Data entries for graphics:
──────

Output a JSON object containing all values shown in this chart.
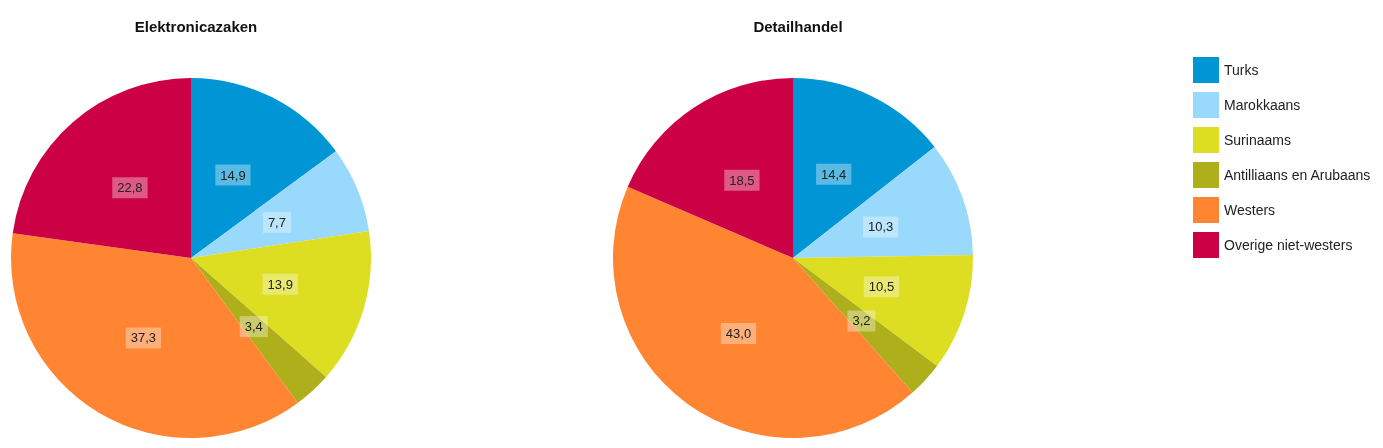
{
  "chart_data": {
    "type": "pie",
    "categories": [
      "Turks",
      "Marokkaans",
      "Surinaams",
      "Antilliaans en Arubaans",
      "Westers",
      "Overige niet-westers"
    ],
    "colors": [
      "#0095d5",
      "#99d9fb",
      "#dddd22",
      "#afaf1c",
      "#ff8533",
      "#cc0044"
    ],
    "legend": "right",
    "series": [
      {
        "name": "Elektronicazaken",
        "values": [
          14.9,
          7.7,
          13.9,
          3.4,
          37.3,
          22.8
        ],
        "value_labels": [
          "14,9",
          "7,7",
          "13,9",
          "3,4",
          "37,3",
          "22,8"
        ]
      },
      {
        "name": "Detailhandel",
        "values": [
          14.4,
          10.3,
          10.5,
          3.2,
          43.0,
          18.5
        ],
        "value_labels": [
          "14,4",
          "10,3",
          "10,5",
          "3,2",
          "43,0",
          "18,5"
        ]
      }
    ]
  }
}
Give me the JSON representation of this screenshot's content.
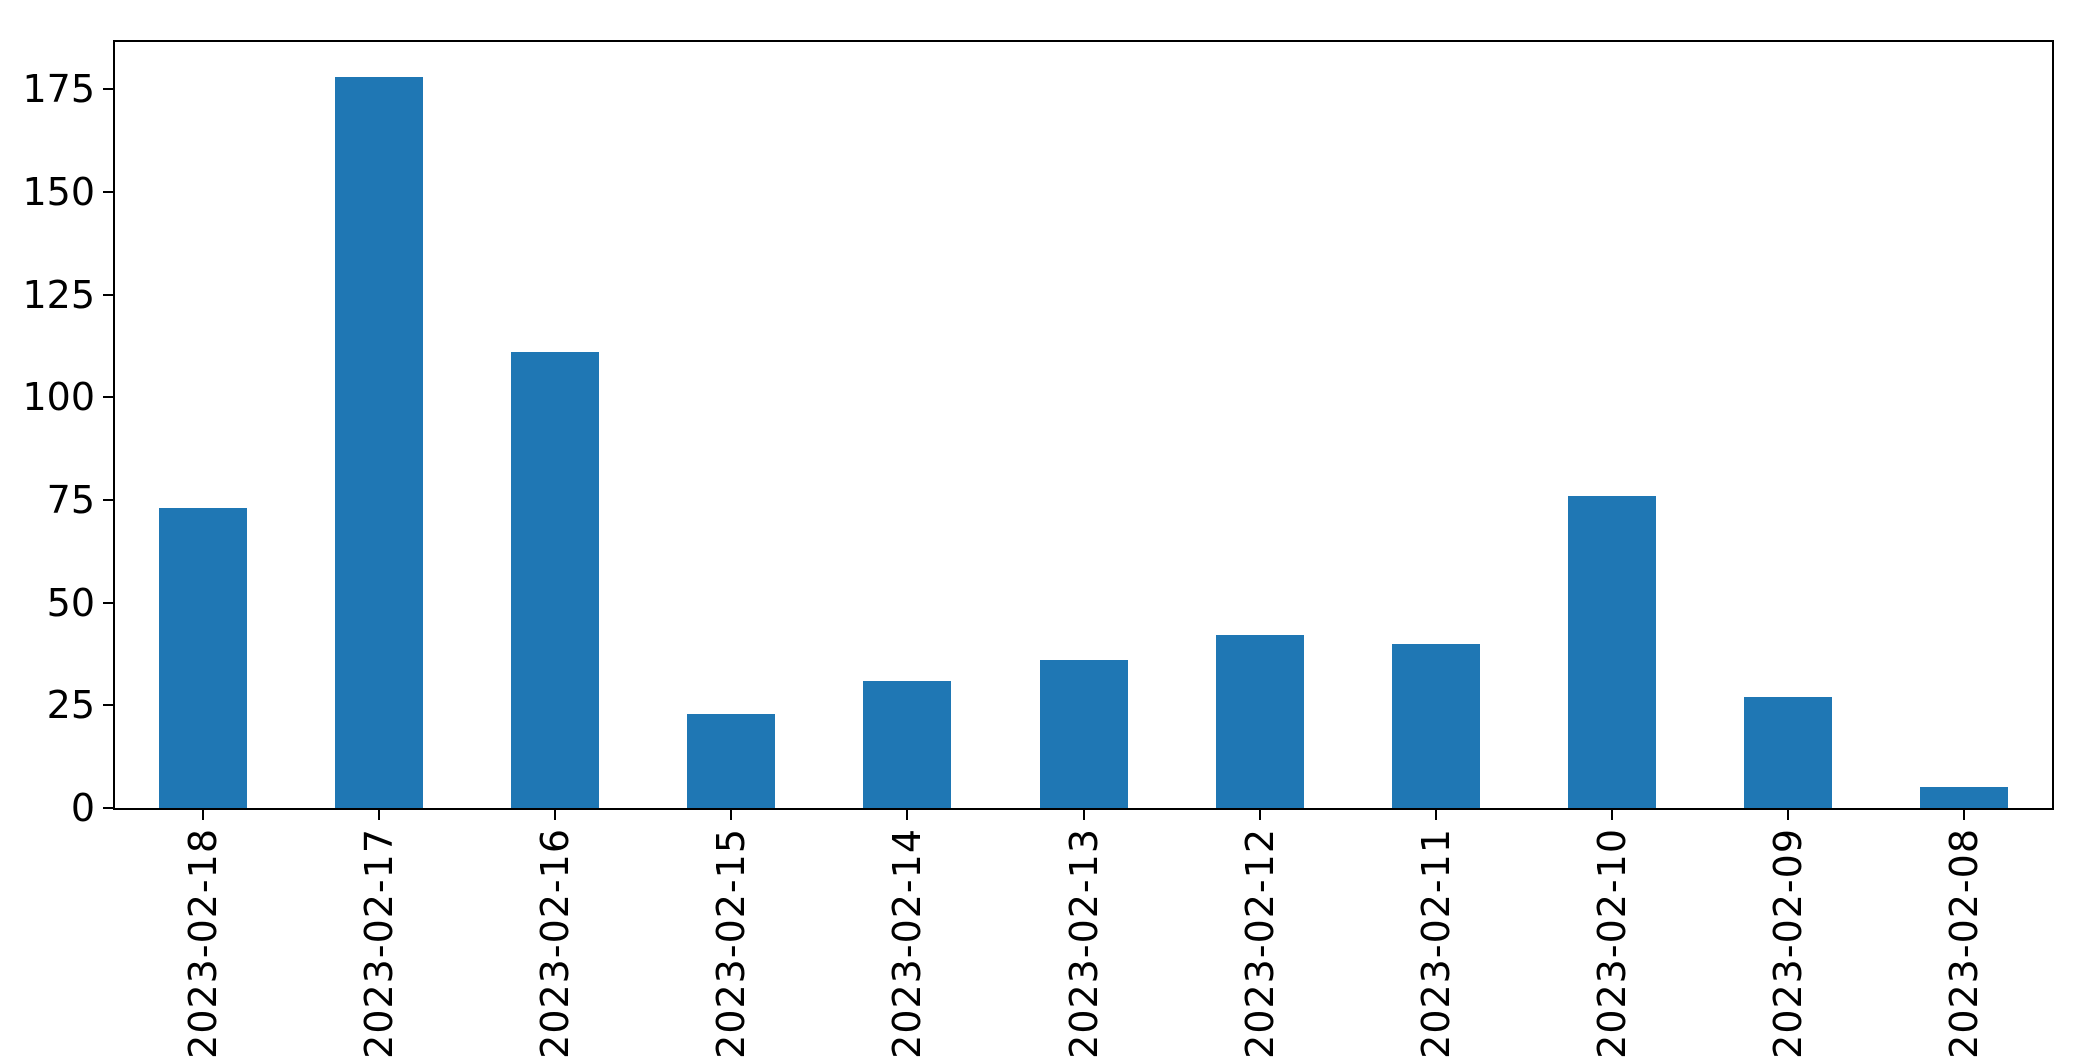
{
  "chart_data": {
    "type": "bar",
    "categories": [
      "2023-02-18",
      "2023-02-17",
      "2023-02-16",
      "2023-02-15",
      "2023-02-14",
      "2023-02-13",
      "2023-02-12",
      "2023-02-11",
      "2023-02-10",
      "2023-02-09",
      "2023-02-08"
    ],
    "values": [
      73,
      178,
      111,
      23,
      31,
      36,
      42,
      40,
      76,
      27,
      5
    ],
    "title": "",
    "xlabel": "",
    "ylabel": "",
    "ylim": [
      0,
      186.5
    ],
    "yticks": [
      0,
      25,
      50,
      75,
      100,
      125,
      150,
      175
    ],
    "grid": false,
    "legend": "none",
    "bar_color": "#1f77b4",
    "spine_color": "#000000",
    "tick_text_color": "#000000",
    "background_color": "#ffffff",
    "bar_width_fraction": 0.5,
    "x_label_rotation_degrees": 90
  }
}
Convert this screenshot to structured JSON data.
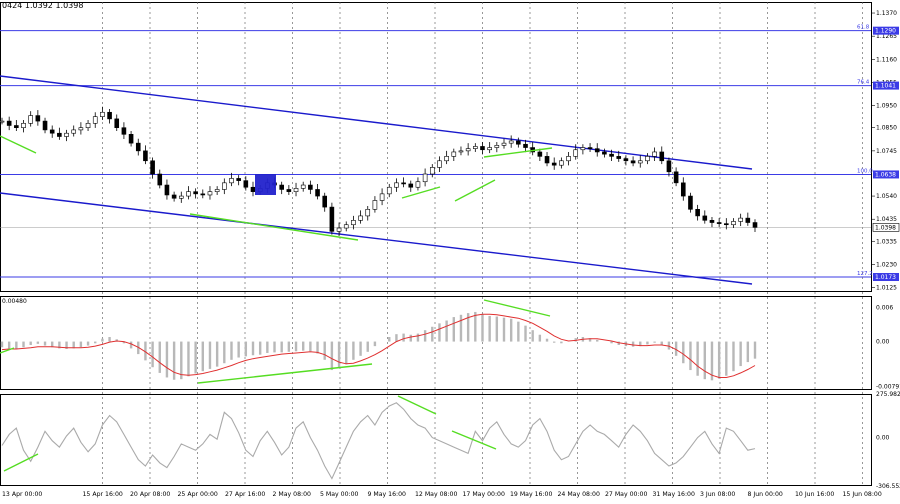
{
  "header": {
    "ohlc_text": "0424 1.0392 1.0398"
  },
  "chart_data": [
    {
      "type": "line",
      "name": "price",
      "ylim": [
        1.0125,
        1.14
      ],
      "y_ticks": [
        "1.1370",
        "1.1265",
        "1.1160",
        "1.1055",
        "1.0950",
        "1.0850",
        "1.0745",
        "1.0540",
        "1.0435",
        "1.0335",
        "1.0230",
        "1.0125"
      ],
      "levels": [
        {
          "fib": "61.8",
          "price": "1.1290",
          "y": 1.129
        },
        {
          "fib": "76.4",
          "price": "1.1041",
          "y": 1.1041
        },
        {
          "fib": "100.0",
          "price": "1.0638",
          "y": 1.0638
        },
        {
          "fib": "127.2",
          "price": "1.0173",
          "y": 1.0173
        }
      ],
      "current_price": "1.0398",
      "close": [
        1.088,
        1.086,
        1.085,
        1.087,
        1.0905,
        1.088,
        1.084,
        1.0825,
        1.081,
        1.0825,
        1.084,
        1.085,
        1.087,
        1.09,
        1.092,
        1.089,
        1.085,
        1.082,
        1.078,
        1.0745,
        1.07,
        1.064,
        1.059,
        1.0545,
        1.053,
        1.054,
        1.056,
        1.055,
        1.0545,
        1.056,
        1.057,
        1.06,
        1.062,
        1.061,
        1.058,
        1.056,
        1.0575,
        1.06,
        1.059,
        1.057,
        1.056,
        1.0575,
        1.059,
        1.057,
        1.054,
        1.049,
        1.038,
        1.0395,
        1.041,
        1.043,
        1.045,
        1.048,
        1.052,
        1.055,
        1.058,
        1.06,
        1.0595,
        1.058,
        1.0605,
        1.064,
        1.067,
        1.07,
        1.072,
        1.074,
        1.0745,
        1.0755,
        1.0765,
        1.075,
        1.076,
        1.077,
        1.078,
        1.079,
        1.0775,
        1.076,
        1.074,
        1.072,
        1.069,
        1.068,
        1.07,
        1.072,
        1.075,
        1.076,
        1.0755,
        1.074,
        1.073,
        1.072,
        1.071,
        1.07,
        1.069,
        1.07,
        1.072,
        1.074,
        1.07,
        1.065,
        1.06,
        1.054,
        1.048,
        1.045,
        1.043,
        1.042,
        1.0415,
        1.041,
        1.0425,
        1.044,
        1.042,
        1.0398
      ]
    },
    {
      "type": "bar",
      "name": "macd",
      "y_ticks": [
        "0.006",
        "0.00",
        "-0.00791"
      ],
      "label": "0.00480",
      "ylim": [
        -0.00791,
        0.008
      ],
      "histogram": [
        -0.001,
        -0.0012,
        -0.0013,
        -0.001,
        -0.0006,
        -0.0004,
        -0.0007,
        -0.001,
        -0.0012,
        -0.0013,
        -0.0012,
        -0.001,
        -0.0007,
        -0.0003,
        0.0005,
        0.0008,
        0.0004,
        -0.0003,
        -0.0012,
        -0.0022,
        -0.0033,
        -0.0045,
        -0.0055,
        -0.0063,
        -0.0067,
        -0.0066,
        -0.0061,
        -0.0056,
        -0.0052,
        -0.0048,
        -0.0044,
        -0.0038,
        -0.0032,
        -0.0028,
        -0.0026,
        -0.0024,
        -0.0023,
        -0.002,
        -0.0019,
        -0.0019,
        -0.0018,
        -0.0017,
        -0.0016,
        -0.0017,
        -0.0021,
        -0.0032,
        -0.005,
        -0.0046,
        -0.004,
        -0.0032,
        -0.0025,
        -0.0018,
        -0.0008,
        0.0,
        0.0008,
        0.0013,
        0.0014,
        0.0012,
        0.0014,
        0.002,
        0.0026,
        0.0032,
        0.0037,
        0.0043,
        0.0047,
        0.005,
        0.0052,
        0.0048,
        0.0045,
        0.0044,
        0.0042,
        0.004,
        0.0035,
        0.0028,
        0.002,
        0.0012,
        0.0005,
        -0.0002,
        -0.0003,
        0.0,
        0.0006,
        0.0008,
        0.0006,
        0.0003,
        0.0,
        -0.0003,
        -0.0006,
        -0.0008,
        -0.0009,
        -0.0008,
        -0.0005,
        -0.0002,
        -0.0006,
        -0.0014,
        -0.0025,
        -0.0038,
        -0.005,
        -0.006,
        -0.0066,
        -0.0068,
        -0.0065,
        -0.006,
        -0.0052,
        -0.0043,
        -0.0036,
        -0.003
      ],
      "signal": [
        -0.0014,
        -0.0013,
        -0.0013,
        -0.0012,
        -0.0011,
        -0.0009,
        -0.0009,
        -0.0009,
        -0.001,
        -0.0011,
        -0.0011,
        -0.0011,
        -0.001,
        -0.0008,
        -0.0005,
        -0.0001,
        0.0001,
        0.0,
        -0.0004,
        -0.001,
        -0.0018,
        -0.0027,
        -0.0037,
        -0.0046,
        -0.0054,
        -0.0058,
        -0.0059,
        -0.0058,
        -0.0056,
        -0.0053,
        -0.005,
        -0.0046,
        -0.0042,
        -0.0037,
        -0.0033,
        -0.003,
        -0.0028,
        -0.0026,
        -0.0024,
        -0.0022,
        -0.0021,
        -0.002,
        -0.0019,
        -0.0018,
        -0.0019,
        -0.0023,
        -0.003,
        -0.0036,
        -0.0039,
        -0.0038,
        -0.0034,
        -0.0029,
        -0.0023,
        -0.0016,
        -0.0008,
        0.0,
        0.0005,
        0.0008,
        0.001,
        0.0013,
        0.0017,
        0.0022,
        0.0027,
        0.0032,
        0.0037,
        0.0042,
        0.0046,
        0.0048,
        0.0048,
        0.0047,
        0.0045,
        0.0043,
        0.0041,
        0.0037,
        0.0032,
        0.0025,
        0.0018,
        0.001,
        0.0004,
        0.0001,
        0.0002,
        0.0004,
        0.0005,
        0.0005,
        0.0003,
        0.0001,
        -0.0002,
        -0.0004,
        -0.0006,
        -0.0007,
        -0.0007,
        -0.0006,
        -0.0006,
        -0.0008,
        -0.0014,
        -0.0022,
        -0.0032,
        -0.0043,
        -0.0052,
        -0.0059,
        -0.0063,
        -0.0063,
        -0.006,
        -0.0055,
        -0.0049,
        -0.0042
      ]
    },
    {
      "type": "line",
      "name": "cci",
      "y_ticks": [
        "275.982",
        "0.00",
        "-306.552"
      ],
      "ylim": [
        -306.552,
        275.982
      ],
      "values": [
        -50,
        20,
        60,
        -80,
        -150,
        -60,
        40,
        -20,
        -60,
        10,
        60,
        -30,
        -90,
        -40,
        80,
        140,
        100,
        20,
        -60,
        -140,
        -180,
        -110,
        -160,
        -190,
        -120,
        -40,
        -60,
        -80,
        -40,
        20,
        -10,
        160,
        120,
        30,
        -80,
        -120,
        -20,
        40,
        -30,
        -110,
        -60,
        60,
        100,
        0,
        -80,
        -180,
        -260,
        -160,
        -60,
        40,
        100,
        140,
        80,
        160,
        200,
        220,
        180,
        120,
        80,
        60,
        0,
        -20,
        -40,
        -60,
        -80,
        -100,
        40,
        -20,
        60,
        100,
        20,
        -40,
        -60,
        -20,
        80,
        120,
        40,
        -80,
        -140,
        -120,
        -40,
        40,
        80,
        40,
        20,
        -20,
        -60,
        20,
        80,
        40,
        -20,
        -100,
        -140,
        -180,
        -160,
        -120,
        -60,
        0,
        40,
        -40,
        -100,
        60,
        40,
        -20,
        -80,
        -70
      ],
      "line_color": "#aaaaaa"
    }
  ],
  "x_ticks": [
    "13 Apr 00:00",
    "15 Apr 16:00",
    "20 Apr 08:00",
    "25 Apr 00:00",
    "27 Apr 16:00",
    "2 May 08:00",
    "5 May 00:00",
    "9 May 16:00",
    "12 May 08:00",
    "17 May 00:00",
    "19 May 16:00",
    "24 May 08:00",
    "27 May 00:00",
    "31 May 16:00",
    "3 Jun 08:00",
    "8 Jun 00:00",
    "10 Jun 16:00",
    "15 Jun 08:00"
  ],
  "colors": {
    "channel": "#1a1acc",
    "level": "#3b3be6",
    "divergence": "#55dd22",
    "macd_signal": "#e03030",
    "histogram": "#b8b8b8",
    "marker": "#2222cc",
    "candle": "#000000"
  }
}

──────

REQUIRED WORK: Say how many lines of the data include the word "name". Respond with the number alone.

EXERCISE ANSWER: 5